_REQUIRED WORK:_ Reproduce each line that includes the word "icon".

_MATERIAL SHOWN:_
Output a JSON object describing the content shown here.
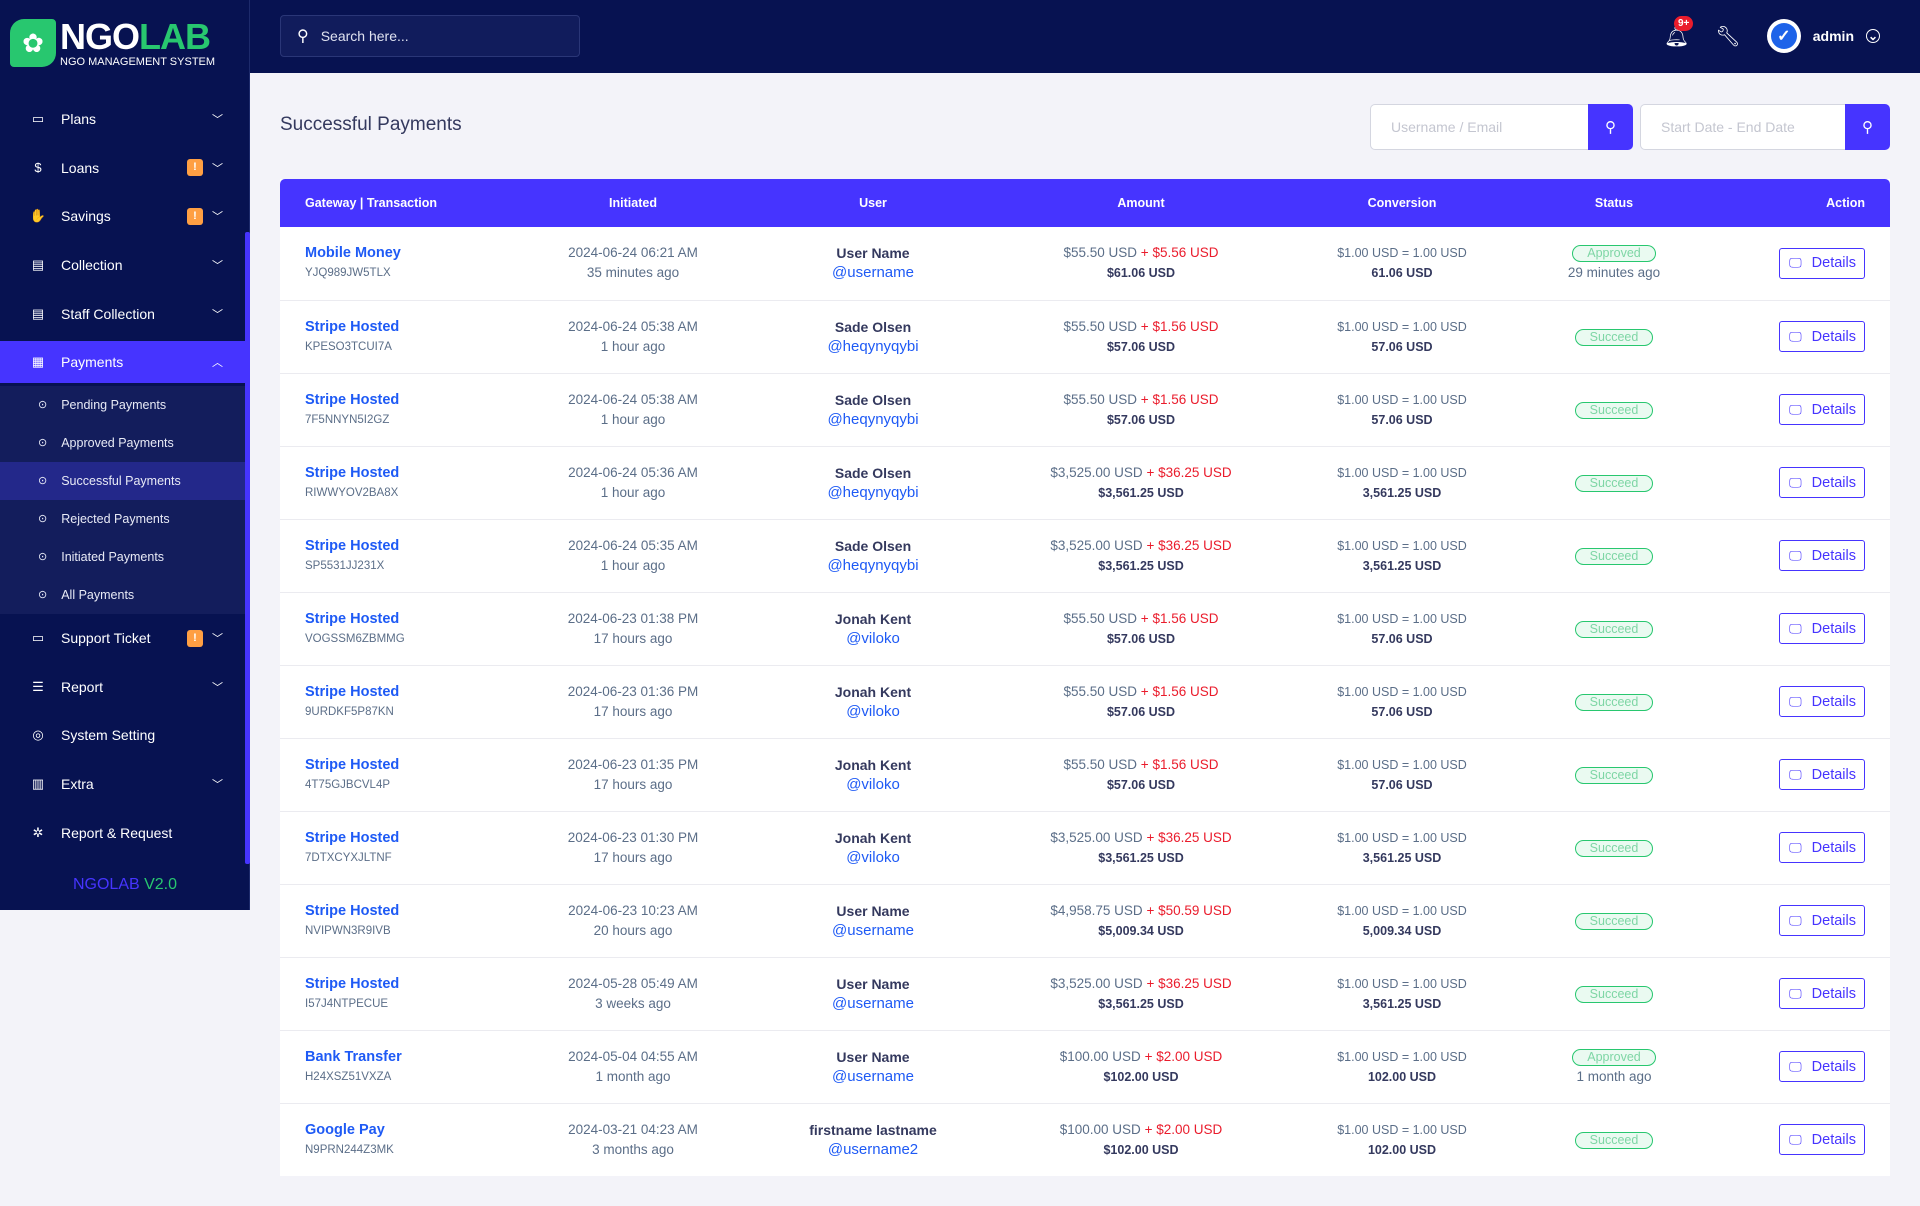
{
  "brand": {
    "logo_main_a": "NGO",
    "logo_main_b": "LAB",
    "logo_sub": "NGO MANAGEMENT SYSTEM",
    "version_name": "NGOLAB",
    "version_num": "V2.0"
  },
  "header": {
    "search_placeholder": "Search here...",
    "notification_count": "9+",
    "user_name": "admin"
  },
  "sidebar": {
    "items": [
      {
        "label": "Plans",
        "icon": "money-bill-icon",
        "chevron": true
      },
      {
        "label": "Loans",
        "icon": "dollar-screen-icon",
        "chevron": true,
        "warn": "!"
      },
      {
        "label": "Savings",
        "icon": "hand-coins-icon",
        "chevron": true,
        "warn": "!"
      },
      {
        "label": "Collection",
        "icon": "receipt-icon",
        "chevron": true
      },
      {
        "label": "Staff Collection",
        "icon": "receipt-icon",
        "chevron": true
      }
    ],
    "payments": {
      "label": "Payments",
      "icon": "file-invoice-dollar-icon"
    },
    "sub_items": [
      {
        "label": "Pending Payments"
      },
      {
        "label": "Approved Payments"
      },
      {
        "label": "Successful Payments",
        "active": true
      },
      {
        "label": "Rejected Payments"
      },
      {
        "label": "Initiated Payments"
      },
      {
        "label": "All Payments"
      }
    ],
    "items_after": [
      {
        "label": "Support Ticket",
        "icon": "ticket-icon",
        "chevron": true,
        "warn": "!"
      },
      {
        "label": "Report",
        "icon": "list-icon",
        "chevron": true
      },
      {
        "label": "System Setting",
        "icon": "life-ring-icon",
        "chevron": false
      },
      {
        "label": "Extra",
        "icon": "server-icon",
        "chevron": true
      },
      {
        "label": "Report & Request",
        "icon": "bug-icon",
        "chevron": false
      }
    ]
  },
  "main": {
    "title": "Successful Payments",
    "filter_user_placeholder": "Username / Email",
    "filter_date_placeholder": "Start Date - End Date",
    "columns": [
      "Gateway | Transaction",
      "Initiated",
      "User",
      "Amount",
      "Conversion",
      "Status",
      "Action"
    ],
    "details_label": "Details",
    "rows": [
      {
        "gateway": "Mobile Money",
        "trx": "YJQ989JW5TLX",
        "date": "2024-06-24 06:21 AM",
        "ago": "35 minutes ago",
        "name": "User Name",
        "handle": "@username",
        "amount": "$55.50 USD",
        "charge": "$5.56 USD",
        "total": "$61.06 USD",
        "rate": "$1.00 USD = 1.00 USD",
        "converted": "61.06 USD",
        "status": "Approved",
        "status_ago": "29 minutes ago"
      },
      {
        "gateway": "Stripe Hosted",
        "trx": "KPESO3TCUI7A",
        "date": "2024-06-24 05:38 AM",
        "ago": "1 hour ago",
        "name": "Sade Olsen",
        "handle": "@heqynyqybi",
        "amount": "$55.50 USD",
        "charge": "$1.56 USD",
        "total": "$57.06 USD",
        "rate": "$1.00 USD = 1.00 USD",
        "converted": "57.06 USD",
        "status": "Succeed"
      },
      {
        "gateway": "Stripe Hosted",
        "trx": "7F5NNYN5I2GZ",
        "date": "2024-06-24 05:38 AM",
        "ago": "1 hour ago",
        "name": "Sade Olsen",
        "handle": "@heqynyqybi",
        "amount": "$55.50 USD",
        "charge": "$1.56 USD",
        "total": "$57.06 USD",
        "rate": "$1.00 USD = 1.00 USD",
        "converted": "57.06 USD",
        "status": "Succeed"
      },
      {
        "gateway": "Stripe Hosted",
        "trx": "RIWWYOV2BA8X",
        "date": "2024-06-24 05:36 AM",
        "ago": "1 hour ago",
        "name": "Sade Olsen",
        "handle": "@heqynyqybi",
        "amount": "$3,525.00 USD",
        "charge": "$36.25 USD",
        "total": "$3,561.25 USD",
        "rate": "$1.00 USD = 1.00 USD",
        "converted": "3,561.25 USD",
        "status": "Succeed"
      },
      {
        "gateway": "Stripe Hosted",
        "trx": "SP5531JJ231X",
        "date": "2024-06-24 05:35 AM",
        "ago": "1 hour ago",
        "name": "Sade Olsen",
        "handle": "@heqynyqybi",
        "amount": "$3,525.00 USD",
        "charge": "$36.25 USD",
        "total": "$3,561.25 USD",
        "rate": "$1.00 USD = 1.00 USD",
        "converted": "3,561.25 USD",
        "status": "Succeed"
      },
      {
        "gateway": "Stripe Hosted",
        "trx": "VOGSSM6ZBMMG",
        "date": "2024-06-23 01:38 PM",
        "ago": "17 hours ago",
        "name": "Jonah Kent",
        "handle": "@viloko",
        "amount": "$55.50 USD",
        "charge": "$1.56 USD",
        "total": "$57.06 USD",
        "rate": "$1.00 USD = 1.00 USD",
        "converted": "57.06 USD",
        "status": "Succeed"
      },
      {
        "gateway": "Stripe Hosted",
        "trx": "9URDKF5P87KN",
        "date": "2024-06-23 01:36 PM",
        "ago": "17 hours ago",
        "name": "Jonah Kent",
        "handle": "@viloko",
        "amount": "$55.50 USD",
        "charge": "$1.56 USD",
        "total": "$57.06 USD",
        "rate": "$1.00 USD = 1.00 USD",
        "converted": "57.06 USD",
        "status": "Succeed"
      },
      {
        "gateway": "Stripe Hosted",
        "trx": "4T75GJBCVL4P",
        "date": "2024-06-23 01:35 PM",
        "ago": "17 hours ago",
        "name": "Jonah Kent",
        "handle": "@viloko",
        "amount": "$55.50 USD",
        "charge": "$1.56 USD",
        "total": "$57.06 USD",
        "rate": "$1.00 USD = 1.00 USD",
        "converted": "57.06 USD",
        "status": "Succeed"
      },
      {
        "gateway": "Stripe Hosted",
        "trx": "7DTXCYXJLTNF",
        "date": "2024-06-23 01:30 PM",
        "ago": "17 hours ago",
        "name": "Jonah Kent",
        "handle": "@viloko",
        "amount": "$3,525.00 USD",
        "charge": "$36.25 USD",
        "total": "$3,561.25 USD",
        "rate": "$1.00 USD = 1.00 USD",
        "converted": "3,561.25 USD",
        "status": "Succeed"
      },
      {
        "gateway": "Stripe Hosted",
        "trx": "NVIPWN3R9IVB",
        "date": "2024-06-23 10:23 AM",
        "ago": "20 hours ago",
        "name": "User Name",
        "handle": "@username",
        "amount": "$4,958.75 USD",
        "charge": "$50.59 USD",
        "total": "$5,009.34 USD",
        "rate": "$1.00 USD = 1.00 USD",
        "converted": "5,009.34 USD",
        "status": "Succeed"
      },
      {
        "gateway": "Stripe Hosted",
        "trx": "I57J4NTPECUE",
        "date": "2024-05-28 05:49 AM",
        "ago": "3 weeks ago",
        "name": "User Name",
        "handle": "@username",
        "amount": "$3,525.00 USD",
        "charge": "$36.25 USD",
        "total": "$3,561.25 USD",
        "rate": "$1.00 USD = 1.00 USD",
        "converted": "3,561.25 USD",
        "status": "Succeed"
      },
      {
        "gateway": "Bank Transfer",
        "trx": "H24XSZ51VXZA",
        "date": "2024-05-04 04:55 AM",
        "ago": "1 month ago",
        "name": "User Name",
        "handle": "@username",
        "amount": "$100.00 USD",
        "charge": "$2.00 USD",
        "total": "$102.00 USD",
        "rate": "$1.00 USD = 1.00 USD",
        "converted": "102.00 USD",
        "status": "Approved",
        "status_ago": "1 month ago"
      },
      {
        "gateway": "Google Pay",
        "trx": "N9PRN244Z3MK",
        "date": "2024-03-21 04:23 AM",
        "ago": "3 months ago",
        "name": "firstname lastname",
        "handle": "@username2",
        "amount": "$100.00 USD",
        "charge": "$2.00 USD",
        "total": "$102.00 USD",
        "rate": "$1.00 USD = 1.00 USD",
        "converted": "102.00 USD",
        "status": "Succeed"
      }
    ]
  },
  "colors": {
    "accent": "#4634ff",
    "navy": "#071251",
    "success": "#28c76f",
    "danger": "#ea1c2c",
    "link": "#1e5af5",
    "warning": "#ff9f43"
  }
}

_REPLY TO THE TASK:_
        "icon": "money-bill-icon",
        "icon": "dollar-screen-icon",
        "icon": "hand-coins-icon",
        "icon": "receipt-icon",
        "icon": "receipt-icon",
      "icon": "file-invoice-dollar-icon"
        "icon": "ticket-icon",
        "icon": "list-icon",
        "icon": "life-ring-icon",
        "icon": "server-icon",
        "icon": "bug-icon",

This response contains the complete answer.